Dataset listings of figures
------------------------------

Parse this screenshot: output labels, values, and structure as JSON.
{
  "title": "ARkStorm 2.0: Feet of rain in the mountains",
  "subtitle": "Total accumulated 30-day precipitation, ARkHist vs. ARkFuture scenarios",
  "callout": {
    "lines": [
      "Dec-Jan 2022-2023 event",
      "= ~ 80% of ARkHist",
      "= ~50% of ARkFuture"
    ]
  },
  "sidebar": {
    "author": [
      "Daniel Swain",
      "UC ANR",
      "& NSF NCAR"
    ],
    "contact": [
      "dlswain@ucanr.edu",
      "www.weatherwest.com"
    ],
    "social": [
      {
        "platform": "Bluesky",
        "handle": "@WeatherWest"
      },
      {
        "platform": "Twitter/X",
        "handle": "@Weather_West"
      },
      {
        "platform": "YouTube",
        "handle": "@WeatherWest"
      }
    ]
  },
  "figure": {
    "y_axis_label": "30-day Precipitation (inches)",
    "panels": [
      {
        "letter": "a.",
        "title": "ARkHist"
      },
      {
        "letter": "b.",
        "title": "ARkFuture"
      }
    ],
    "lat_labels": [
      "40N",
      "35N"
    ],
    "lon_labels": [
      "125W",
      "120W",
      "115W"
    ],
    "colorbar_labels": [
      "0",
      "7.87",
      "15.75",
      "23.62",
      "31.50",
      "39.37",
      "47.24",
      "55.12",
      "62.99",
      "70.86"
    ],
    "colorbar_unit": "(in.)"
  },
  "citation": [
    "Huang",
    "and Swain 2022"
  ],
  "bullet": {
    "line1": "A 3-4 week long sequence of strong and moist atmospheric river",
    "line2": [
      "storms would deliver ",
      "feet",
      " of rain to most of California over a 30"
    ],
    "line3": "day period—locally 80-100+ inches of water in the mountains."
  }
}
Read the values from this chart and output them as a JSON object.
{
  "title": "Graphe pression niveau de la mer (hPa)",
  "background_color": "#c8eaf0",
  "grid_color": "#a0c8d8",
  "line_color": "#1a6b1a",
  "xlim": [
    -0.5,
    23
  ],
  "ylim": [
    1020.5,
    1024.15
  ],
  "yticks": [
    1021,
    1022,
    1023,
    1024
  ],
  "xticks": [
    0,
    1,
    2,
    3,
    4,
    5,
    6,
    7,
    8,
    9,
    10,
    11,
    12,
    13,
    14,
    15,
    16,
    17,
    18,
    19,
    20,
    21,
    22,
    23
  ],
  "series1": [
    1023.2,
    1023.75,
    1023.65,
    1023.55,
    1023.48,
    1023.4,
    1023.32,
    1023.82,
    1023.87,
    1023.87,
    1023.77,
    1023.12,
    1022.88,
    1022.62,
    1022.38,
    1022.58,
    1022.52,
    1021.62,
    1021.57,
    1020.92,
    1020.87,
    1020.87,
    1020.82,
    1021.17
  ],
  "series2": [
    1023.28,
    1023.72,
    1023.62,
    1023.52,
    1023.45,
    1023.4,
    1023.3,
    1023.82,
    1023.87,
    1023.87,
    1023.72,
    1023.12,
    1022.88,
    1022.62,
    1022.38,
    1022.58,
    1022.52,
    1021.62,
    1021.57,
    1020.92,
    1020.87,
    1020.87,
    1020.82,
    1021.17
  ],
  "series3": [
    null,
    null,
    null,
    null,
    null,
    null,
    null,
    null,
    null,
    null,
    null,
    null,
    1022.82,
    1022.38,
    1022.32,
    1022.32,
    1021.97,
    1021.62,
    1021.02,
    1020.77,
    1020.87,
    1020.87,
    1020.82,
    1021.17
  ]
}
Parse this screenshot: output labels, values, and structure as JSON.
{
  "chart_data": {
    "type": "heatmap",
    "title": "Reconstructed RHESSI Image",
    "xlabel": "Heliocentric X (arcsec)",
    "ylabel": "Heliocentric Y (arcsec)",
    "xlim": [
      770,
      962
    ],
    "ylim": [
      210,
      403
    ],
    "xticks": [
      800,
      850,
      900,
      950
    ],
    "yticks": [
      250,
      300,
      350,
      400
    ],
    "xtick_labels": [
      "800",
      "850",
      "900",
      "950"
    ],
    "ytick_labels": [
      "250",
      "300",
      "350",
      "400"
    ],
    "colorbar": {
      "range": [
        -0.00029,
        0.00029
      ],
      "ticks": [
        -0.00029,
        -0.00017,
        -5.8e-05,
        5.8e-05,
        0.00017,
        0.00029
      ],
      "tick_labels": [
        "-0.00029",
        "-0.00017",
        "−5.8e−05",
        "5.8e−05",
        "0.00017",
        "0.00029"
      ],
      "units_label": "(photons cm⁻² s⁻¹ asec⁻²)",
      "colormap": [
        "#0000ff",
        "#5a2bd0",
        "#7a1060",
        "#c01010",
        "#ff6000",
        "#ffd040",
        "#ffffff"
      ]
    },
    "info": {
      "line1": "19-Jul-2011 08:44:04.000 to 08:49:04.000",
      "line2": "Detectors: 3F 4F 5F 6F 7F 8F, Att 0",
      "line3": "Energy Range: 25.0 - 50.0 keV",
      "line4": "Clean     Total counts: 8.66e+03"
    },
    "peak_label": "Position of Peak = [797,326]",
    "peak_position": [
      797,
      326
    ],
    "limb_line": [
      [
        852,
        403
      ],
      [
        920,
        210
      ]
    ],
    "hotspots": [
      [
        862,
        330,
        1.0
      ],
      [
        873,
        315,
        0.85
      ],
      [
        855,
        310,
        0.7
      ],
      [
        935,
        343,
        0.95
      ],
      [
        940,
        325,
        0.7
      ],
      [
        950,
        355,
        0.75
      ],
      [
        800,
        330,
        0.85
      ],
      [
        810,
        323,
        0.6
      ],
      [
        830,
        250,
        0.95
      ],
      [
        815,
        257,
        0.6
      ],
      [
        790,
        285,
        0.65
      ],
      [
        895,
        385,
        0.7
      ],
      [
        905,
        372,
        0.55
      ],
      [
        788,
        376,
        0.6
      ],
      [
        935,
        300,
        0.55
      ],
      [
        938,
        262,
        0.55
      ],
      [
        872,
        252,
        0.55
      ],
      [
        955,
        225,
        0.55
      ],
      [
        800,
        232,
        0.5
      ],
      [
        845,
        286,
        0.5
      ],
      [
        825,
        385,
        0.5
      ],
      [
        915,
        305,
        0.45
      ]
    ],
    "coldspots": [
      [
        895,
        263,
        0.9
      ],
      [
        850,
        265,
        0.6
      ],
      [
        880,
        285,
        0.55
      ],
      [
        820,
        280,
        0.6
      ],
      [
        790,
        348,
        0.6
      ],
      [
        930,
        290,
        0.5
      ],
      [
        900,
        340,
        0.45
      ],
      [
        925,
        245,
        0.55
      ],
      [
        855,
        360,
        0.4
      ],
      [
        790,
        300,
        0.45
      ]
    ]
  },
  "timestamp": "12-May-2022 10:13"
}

------------------------------

Exercise goal » Quote all the records. Keep every word exact.

Finished exercise »
Parse this screenshot: output labels, values, and structure as JSON.
{
  "title": "ARkStorm 2.0: Feet of rain in the mountains",
  "subtitle": "Total accumulated 30-day precipitation, ARkHist vs. ARkFuture scenarios",
  "callout": {
    "lines": [
      "Dec-Jan 2022-2023 event",
      "= ~ 80% of ARkHist",
      "= ~50% of ARkFuture"
    ]
  },
  "sidebar": {
    "author": [
      "Daniel Swain",
      "UC ANR",
      "& NSF NCAR"
    ],
    "contact": [
      "dlswain@ucanr.edu",
      "www.weatherwest.com"
    ],
    "social": [
      {
        "platform": "Bluesky",
        "handle": "@WeatherWest"
      },
      {
        "platform": "Twitter/X",
        "handle": "@Weather_West"
      },
      {
        "platform": "YouTube",
        "handle": "@WeatherWest"
      }
    ]
  },
  "figure": {
    "y_axis_label": "30-day Precipitation (inches)",
    "panels": [
      {
        "letter": "a.",
        "title": "ARkHist"
      },
      {
        "letter": "b.",
        "title": "ARkFuture"
      }
    ],
    "lat_labels": [
      "40N",
      "35N"
    ],
    "lon_labels": [
      "125W",
      "120W",
      "115W"
    ],
    "colorbar_labels": [
      "0",
      "7.87",
      "15.75",
      "23.62",
      "31.50",
      "39.37",
      "47.24",
      "55.12",
      "62.99",
      "70.86"
    ],
    "colorbar_unit": "(in.)"
  },
  "citation": [
    "Huang",
    "and Swain 2022"
  ],
  "bullet": {
    "line1": "A 3-4 week long sequence of strong and moist atmospheric river",
    "line2": [
      "storms would deliver ",
      "feet",
      " of rain to most of California over a 30"
    ],
    "line3": "day period—locally 80-100+ inches of water in the mountains."
  }
}
Read the values from this chart and output them as a JSON object.
{
  "title": "Graphe pression niveau de la mer (hPa)",
  "background_color": "#c8eaf0",
  "grid_color": "#a0c8d8",
  "line_color": "#1a6b1a",
  "xlim": [
    -0.5,
    23
  ],
  "ylim": [
    1020.5,
    1024.15
  ],
  "yticks": [
    1021,
    1022,
    1023,
    1024
  ],
  "xticks": [
    0,
    1,
    2,
    3,
    4,
    5,
    6,
    7,
    8,
    9,
    10,
    11,
    12,
    13,
    14,
    15,
    16,
    17,
    18,
    19,
    20,
    21,
    22,
    23
  ],
  "series1": [
    1023.2,
    1023.75,
    1023.65,
    1023.55,
    1023.48,
    1023.4,
    1023.32,
    1023.82,
    1023.87,
    1023.87,
    1023.77,
    1023.12,
    1022.88,
    1022.62,
    1022.38,
    1022.58,
    1022.52,
    1021.62,
    1021.57,
    1020.92,
    1020.87,
    1020.87,
    1020.82,
    1021.17
  ],
  "series2": [
    1023.28,
    1023.72,
    1023.62,
    1023.52,
    1023.45,
    1023.4,
    1023.3,
    1023.82,
    1023.87,
    1023.87,
    1023.72,
    1023.12,
    1022.88,
    1022.62,
    1022.38,
    1022.58,
    1022.52,
    1021.62,
    1021.57,
    1020.92,
    1020.87,
    1020.87,
    1020.82,
    1021.17
  ],
  "series3": [
    null,
    null,
    null,
    null,
    null,
    null,
    null,
    null,
    null,
    null,
    null,
    null,
    1022.82,
    1022.38,
    1022.32,
    1022.32,
    1021.97,
    1021.62,
    1021.02,
    1020.77,
    1020.87,
    1020.87,
    1020.82,
    1021.17
  ]
}
Parse this screenshot: output labels, values, and structure as JSON.
{
  "chart_data": {
    "type": "heatmap",
    "title": "Reconstructed RHESSI Image",
    "xlabel": "Heliocentric X (arcsec)",
    "ylabel": "Heliocentric Y (arcsec)",
    "xlim": [
      770,
      962
    ],
    "ylim": [
      210,
      403
    ],
    "xticks": [
      800,
      850,
      900,
      950
    ],
    "yticks": [
      250,
      300,
      350,
      400
    ],
    "xtick_labels": [
      "800",
      "850",
      "900",
      "950"
    ],
    "ytick_labels": [
      "250",
      "300",
      "350",
      "400"
    ],
    "colorbar": {
      "range": [
        -0.00029,
        0.00029
      ],
      "ticks": [
        -0.00029,
        -0.00017,
        -5.8e-05,
        5.8e-05,
        0.00017,
        0.00029
      ],
      "tick_labels": [
        "-0.00029",
        "-0.00017",
        "−5.8e−05",
        "5.8e−05",
        "0.00017",
        "0.00029"
      ],
      "units_label": "(photons cm⁻² s⁻¹ asec⁻²)",
      "colormap": [
        "#0000ff",
        "#5a2bd0",
        "#7a1060",
        "#c01010",
        "#ff6000",
        "#ffd040",
        "#ffffff"
      ]
    },
    "info": {
      "line1": "19-Jul-2011 08:44:04.000 to 08:49:04.000",
      "line2": "Detectors: 3F 4F 5F 6F 7F 8F, Att 0",
      "line3": "Energy Range: 25.0 - 50.0 keV",
      "line4": "Clean     Total counts: 8.66e+03"
    },
    "peak_label": "Position of Peak = [797,326]",
    "peak_position": [
      797,
      326
    ],
    "limb_line": [
      [
        852,
        403
      ],
      [
        920,
        210
      ]
    ],
    "hotspots": [
      [
        862,
        330,
        1.0
      ],
      [
        873,
        315,
        0.85
      ],
      [
        855,
        310,
        0.7
      ],
      [
        935,
        343,
        0.95
      ],
      [
        940,
        325,
        0.7
      ],
      [
        950,
        355,
        0.75
      ],
      [
        800,
        330,
        0.85
      ],
      [
        810,
        323,
        0.6
      ],
      [
        830,
        250,
        0.95
      ],
      [
        815,
        257,
        0.6
      ],
      [
        790,
        285,
        0.65
      ],
      [
        895,
        385,
        0.7
      ],
      [
        905,
        372,
        0.55
      ],
      [
        788,
        376,
        0.6
      ],
      [
        935,
        300,
        0.55
      ],
      [
        938,
        262,
        0.55
      ],
      [
        872,
        252,
        0.55
      ],
      [
        955,
        225,
        0.55
      ],
      [
        800,
        232,
        0.5
      ],
      [
        845,
        286,
        0.5
      ],
      [
        825,
        385,
        0.5
      ],
      [
        915,
        305,
        0.45
      ]
    ],
    "coldspots": [
      [
        895,
        263,
        0.9
      ],
      [
        850,
        265,
        0.6
      ],
      [
        880,
        285,
        0.55
      ],
      [
        820,
        280,
        0.6
      ],
      [
        790,
        348,
        0.6
      ],
      [
        930,
        290,
        0.5
      ],
      [
        900,
        340,
        0.45
      ],
      [
        925,
        245,
        0.55
      ],
      [
        855,
        360,
        0.4
      ],
      [
        790,
        300,
        0.45
      ]
    ]
  },
  "timestamp": "12-May-2022 10:13"
}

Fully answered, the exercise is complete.